▶ [WHAT THIS TASK INVOLVES] Only the number is needed: how many lines of the records include "request"?

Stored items
-- Begin --
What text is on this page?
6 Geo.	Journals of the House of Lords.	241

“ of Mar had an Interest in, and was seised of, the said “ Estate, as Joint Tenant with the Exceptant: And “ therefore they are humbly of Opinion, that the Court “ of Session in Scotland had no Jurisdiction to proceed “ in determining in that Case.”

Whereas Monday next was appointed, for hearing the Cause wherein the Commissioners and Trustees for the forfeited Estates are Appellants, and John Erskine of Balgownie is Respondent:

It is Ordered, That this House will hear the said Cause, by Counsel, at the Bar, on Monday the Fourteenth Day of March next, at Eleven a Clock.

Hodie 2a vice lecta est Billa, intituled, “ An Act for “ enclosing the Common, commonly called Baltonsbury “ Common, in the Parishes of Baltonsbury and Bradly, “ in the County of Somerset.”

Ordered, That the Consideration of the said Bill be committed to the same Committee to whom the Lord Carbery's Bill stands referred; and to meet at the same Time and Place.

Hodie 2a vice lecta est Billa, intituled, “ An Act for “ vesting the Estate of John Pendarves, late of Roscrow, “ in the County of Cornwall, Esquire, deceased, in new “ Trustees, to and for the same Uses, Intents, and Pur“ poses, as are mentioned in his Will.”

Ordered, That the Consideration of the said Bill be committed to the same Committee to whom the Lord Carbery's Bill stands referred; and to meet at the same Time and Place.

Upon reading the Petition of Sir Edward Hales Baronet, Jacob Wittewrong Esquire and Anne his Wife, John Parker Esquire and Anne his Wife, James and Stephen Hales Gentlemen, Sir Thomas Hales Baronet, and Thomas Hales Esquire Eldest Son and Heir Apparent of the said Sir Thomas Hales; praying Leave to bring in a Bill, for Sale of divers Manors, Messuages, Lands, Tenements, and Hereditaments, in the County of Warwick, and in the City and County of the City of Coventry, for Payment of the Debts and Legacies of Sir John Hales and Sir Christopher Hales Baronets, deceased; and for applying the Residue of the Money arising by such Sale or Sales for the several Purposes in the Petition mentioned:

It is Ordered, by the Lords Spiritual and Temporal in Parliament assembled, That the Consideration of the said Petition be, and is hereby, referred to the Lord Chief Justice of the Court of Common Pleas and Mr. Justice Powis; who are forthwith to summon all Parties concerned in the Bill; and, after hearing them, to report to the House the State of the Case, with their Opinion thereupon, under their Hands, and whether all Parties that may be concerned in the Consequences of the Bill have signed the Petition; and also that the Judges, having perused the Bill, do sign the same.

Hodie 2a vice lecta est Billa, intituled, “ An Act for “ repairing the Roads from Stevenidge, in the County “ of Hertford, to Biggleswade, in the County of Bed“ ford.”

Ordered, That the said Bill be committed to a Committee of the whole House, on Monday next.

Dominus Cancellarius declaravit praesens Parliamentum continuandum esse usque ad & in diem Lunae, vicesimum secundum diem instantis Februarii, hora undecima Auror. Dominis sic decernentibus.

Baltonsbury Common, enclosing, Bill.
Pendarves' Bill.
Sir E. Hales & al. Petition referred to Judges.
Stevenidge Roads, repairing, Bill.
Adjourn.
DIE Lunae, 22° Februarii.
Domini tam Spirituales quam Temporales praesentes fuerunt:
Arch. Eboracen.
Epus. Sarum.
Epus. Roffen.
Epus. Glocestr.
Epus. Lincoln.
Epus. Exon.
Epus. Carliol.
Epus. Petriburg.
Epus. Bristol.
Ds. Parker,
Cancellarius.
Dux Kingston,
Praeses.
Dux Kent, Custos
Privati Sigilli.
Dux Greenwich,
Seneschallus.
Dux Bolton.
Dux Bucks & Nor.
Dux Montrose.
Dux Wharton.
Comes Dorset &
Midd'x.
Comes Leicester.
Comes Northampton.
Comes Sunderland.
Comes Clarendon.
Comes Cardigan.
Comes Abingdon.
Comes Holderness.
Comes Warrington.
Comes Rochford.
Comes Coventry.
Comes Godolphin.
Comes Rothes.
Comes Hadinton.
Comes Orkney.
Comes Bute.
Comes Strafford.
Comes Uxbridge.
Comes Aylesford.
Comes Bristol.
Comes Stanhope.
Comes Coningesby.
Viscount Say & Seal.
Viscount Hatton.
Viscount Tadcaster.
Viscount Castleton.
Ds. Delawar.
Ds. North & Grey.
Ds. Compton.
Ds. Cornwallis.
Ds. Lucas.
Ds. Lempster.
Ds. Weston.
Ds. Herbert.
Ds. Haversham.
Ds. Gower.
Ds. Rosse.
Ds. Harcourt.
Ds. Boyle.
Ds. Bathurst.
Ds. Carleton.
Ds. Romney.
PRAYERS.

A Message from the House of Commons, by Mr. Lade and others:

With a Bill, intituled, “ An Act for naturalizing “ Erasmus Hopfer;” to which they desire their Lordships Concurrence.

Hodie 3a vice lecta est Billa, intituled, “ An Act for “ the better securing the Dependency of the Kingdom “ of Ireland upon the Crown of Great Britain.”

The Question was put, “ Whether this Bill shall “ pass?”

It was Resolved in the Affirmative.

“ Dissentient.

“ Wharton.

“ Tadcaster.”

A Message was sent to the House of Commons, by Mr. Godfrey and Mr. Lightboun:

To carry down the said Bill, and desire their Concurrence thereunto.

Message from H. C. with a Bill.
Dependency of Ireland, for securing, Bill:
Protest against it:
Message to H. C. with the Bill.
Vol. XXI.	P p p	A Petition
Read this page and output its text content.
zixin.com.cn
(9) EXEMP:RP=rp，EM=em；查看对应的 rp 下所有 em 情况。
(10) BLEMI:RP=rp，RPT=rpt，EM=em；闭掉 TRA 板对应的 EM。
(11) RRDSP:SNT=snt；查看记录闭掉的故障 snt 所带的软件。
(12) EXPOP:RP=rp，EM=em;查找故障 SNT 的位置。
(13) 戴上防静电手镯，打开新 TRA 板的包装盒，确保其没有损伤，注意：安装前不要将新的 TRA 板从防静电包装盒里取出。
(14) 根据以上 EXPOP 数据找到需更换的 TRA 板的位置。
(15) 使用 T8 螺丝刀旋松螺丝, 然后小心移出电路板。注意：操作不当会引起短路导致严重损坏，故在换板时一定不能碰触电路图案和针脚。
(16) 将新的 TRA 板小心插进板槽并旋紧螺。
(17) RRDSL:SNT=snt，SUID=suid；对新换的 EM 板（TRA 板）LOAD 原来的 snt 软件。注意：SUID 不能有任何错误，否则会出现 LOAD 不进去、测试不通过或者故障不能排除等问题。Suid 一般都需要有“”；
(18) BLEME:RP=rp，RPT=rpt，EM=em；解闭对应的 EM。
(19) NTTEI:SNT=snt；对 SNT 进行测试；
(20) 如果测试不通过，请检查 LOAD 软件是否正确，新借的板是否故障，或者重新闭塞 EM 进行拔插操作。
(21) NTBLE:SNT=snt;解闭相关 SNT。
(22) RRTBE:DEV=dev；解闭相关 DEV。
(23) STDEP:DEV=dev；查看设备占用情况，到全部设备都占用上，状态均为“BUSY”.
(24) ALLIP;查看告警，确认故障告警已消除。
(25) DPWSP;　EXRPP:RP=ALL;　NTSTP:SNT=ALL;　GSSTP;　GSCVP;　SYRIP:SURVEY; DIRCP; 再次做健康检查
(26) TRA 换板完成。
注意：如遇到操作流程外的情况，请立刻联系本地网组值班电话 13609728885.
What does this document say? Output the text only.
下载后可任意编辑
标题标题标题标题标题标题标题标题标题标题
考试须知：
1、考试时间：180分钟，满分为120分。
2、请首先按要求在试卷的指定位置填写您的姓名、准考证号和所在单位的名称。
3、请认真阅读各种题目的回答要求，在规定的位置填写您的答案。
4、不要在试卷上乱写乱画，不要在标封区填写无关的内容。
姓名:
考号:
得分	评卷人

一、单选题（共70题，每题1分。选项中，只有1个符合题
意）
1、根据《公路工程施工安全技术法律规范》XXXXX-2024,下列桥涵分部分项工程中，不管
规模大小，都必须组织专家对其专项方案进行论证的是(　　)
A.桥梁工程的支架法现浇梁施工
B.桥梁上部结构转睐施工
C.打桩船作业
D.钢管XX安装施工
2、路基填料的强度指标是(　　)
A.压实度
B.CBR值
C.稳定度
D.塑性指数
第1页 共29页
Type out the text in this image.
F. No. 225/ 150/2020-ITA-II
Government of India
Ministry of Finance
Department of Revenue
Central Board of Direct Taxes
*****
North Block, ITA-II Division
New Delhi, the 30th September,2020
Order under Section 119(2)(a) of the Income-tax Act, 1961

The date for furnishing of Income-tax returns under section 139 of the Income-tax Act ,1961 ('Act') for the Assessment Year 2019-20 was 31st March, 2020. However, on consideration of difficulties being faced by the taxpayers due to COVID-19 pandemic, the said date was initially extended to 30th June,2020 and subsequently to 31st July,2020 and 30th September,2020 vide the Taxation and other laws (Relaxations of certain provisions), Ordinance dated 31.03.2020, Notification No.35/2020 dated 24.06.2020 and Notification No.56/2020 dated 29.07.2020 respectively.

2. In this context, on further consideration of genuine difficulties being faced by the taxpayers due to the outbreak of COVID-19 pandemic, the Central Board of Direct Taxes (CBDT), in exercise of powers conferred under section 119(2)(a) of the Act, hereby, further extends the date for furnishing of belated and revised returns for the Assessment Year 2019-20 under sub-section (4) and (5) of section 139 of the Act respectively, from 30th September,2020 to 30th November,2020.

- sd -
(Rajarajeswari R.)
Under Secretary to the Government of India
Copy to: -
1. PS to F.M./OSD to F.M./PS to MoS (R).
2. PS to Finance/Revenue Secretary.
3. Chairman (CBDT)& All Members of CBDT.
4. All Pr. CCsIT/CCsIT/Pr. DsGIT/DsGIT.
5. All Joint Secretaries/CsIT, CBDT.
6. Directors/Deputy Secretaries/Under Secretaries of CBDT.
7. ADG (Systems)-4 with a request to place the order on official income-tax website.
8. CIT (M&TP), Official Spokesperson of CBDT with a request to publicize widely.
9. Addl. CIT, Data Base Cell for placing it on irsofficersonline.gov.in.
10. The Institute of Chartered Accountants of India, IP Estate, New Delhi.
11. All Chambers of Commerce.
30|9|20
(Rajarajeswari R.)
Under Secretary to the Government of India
-- End --
▶ [ANSWER FOR THIS EXERCISE] 2